[[ EXERCISE MATERIAL open ]]

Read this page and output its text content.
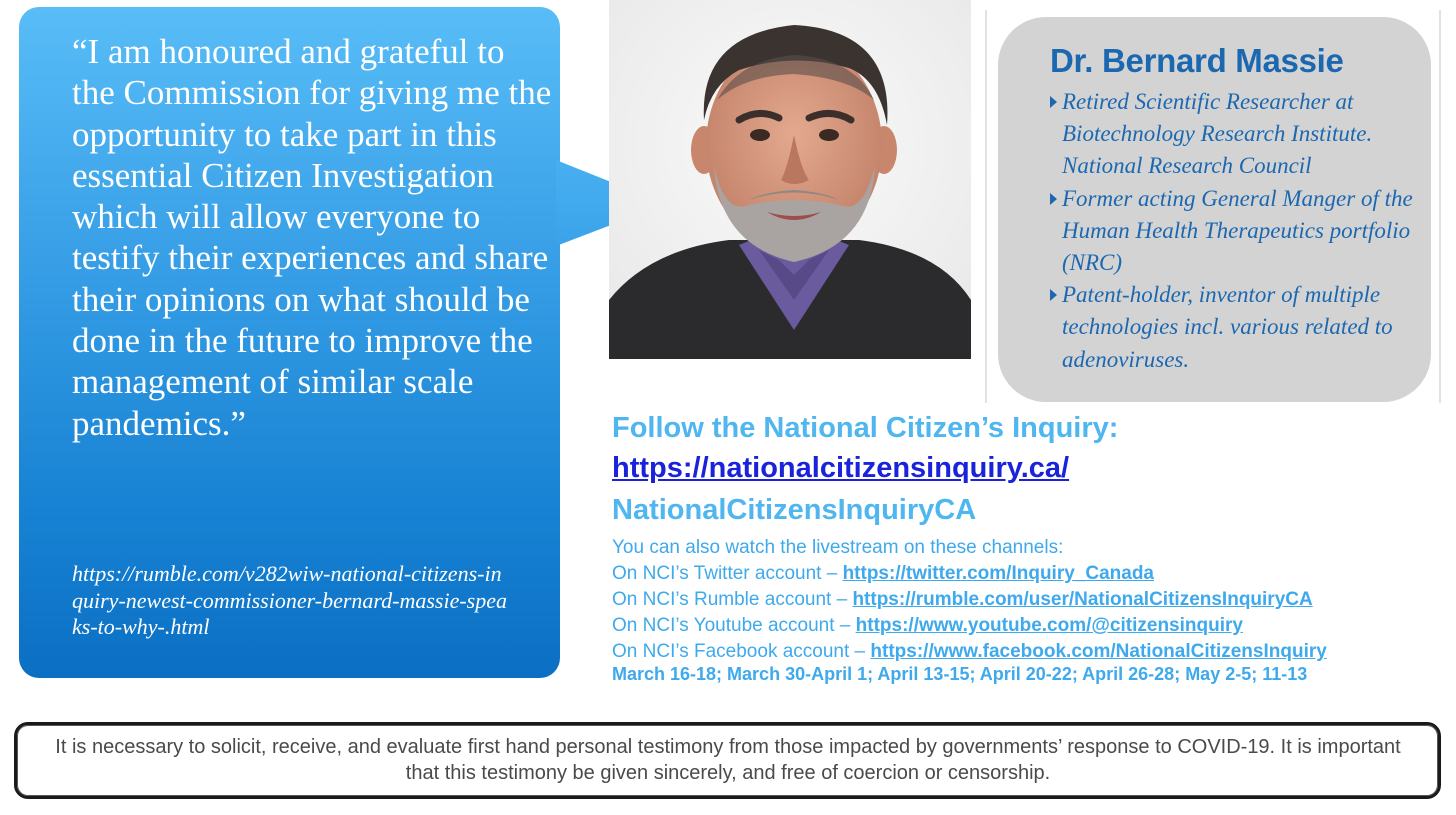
“I am honoured and grateful to the Commission for giving me the opportunity to take part in this essential Citizen Investigation which will allow everyone to testify their experiences and share their opinions on what should be done in the future to improve the management of similar scale pandemics.”

https://rumble.com/v282wiw-national-citizens-inquiry-newest-commissioner-bernard-massie-speaks-to-why-.html

Dr. Bernard Massie
Retired Scientific Researcher at Biotechnology Research Institute. National Research Council
Former acting General Manger of the Human Health Therapeutics portfolio (NRC)
Patent-holder, inventor of multiple technologies incl. various related to adenoviruses.
Follow the National Citizen’s Inquiry:
https://nationalcitizensinquiry.ca/
NationalCitizensInquiryCA
You can also watch the livestream on these channels:
On NCI’s Twitter account – https://twitter.com/Inquiry_Canada
On NCI’s Rumble account – https://rumble.com/user/NationalCitizensInquiryCA
On NCI’s Youtube account – https://www.youtube.com/@citizensinquiry
On NCI’s Facebook account – https://www.facebook.com/NationalCitizensInquiry
March 16-18; March 30-April 1; April 13-15; April 20-22; April 26-28; May 2-5; 11-13

It is necessary to solicit, receive, and evaluate first hand personal testimony from those impacted by governments’ response to COVID-19. It is important that this testimony be given sincerely, and free of coercion or censorship.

[[ EXERCISE MATERIAL closed ]]

What lines above mention "this"? Copy each one.

Read this page and output its text content.
“I am honoured and grateful to the Commission for giving me the opportunity to take part in this essential Citizen Investigation which will allow everyone to testify their experiences and share their opinions on what should be done in the future to improve the management of similar scale pandemics.”
It is necessary to solicit, receive, and evaluate first hand personal testimony from those impacted by governments’ response to COVID-19. It is important that this testimony be given sincerely, and free of coercion or censorship.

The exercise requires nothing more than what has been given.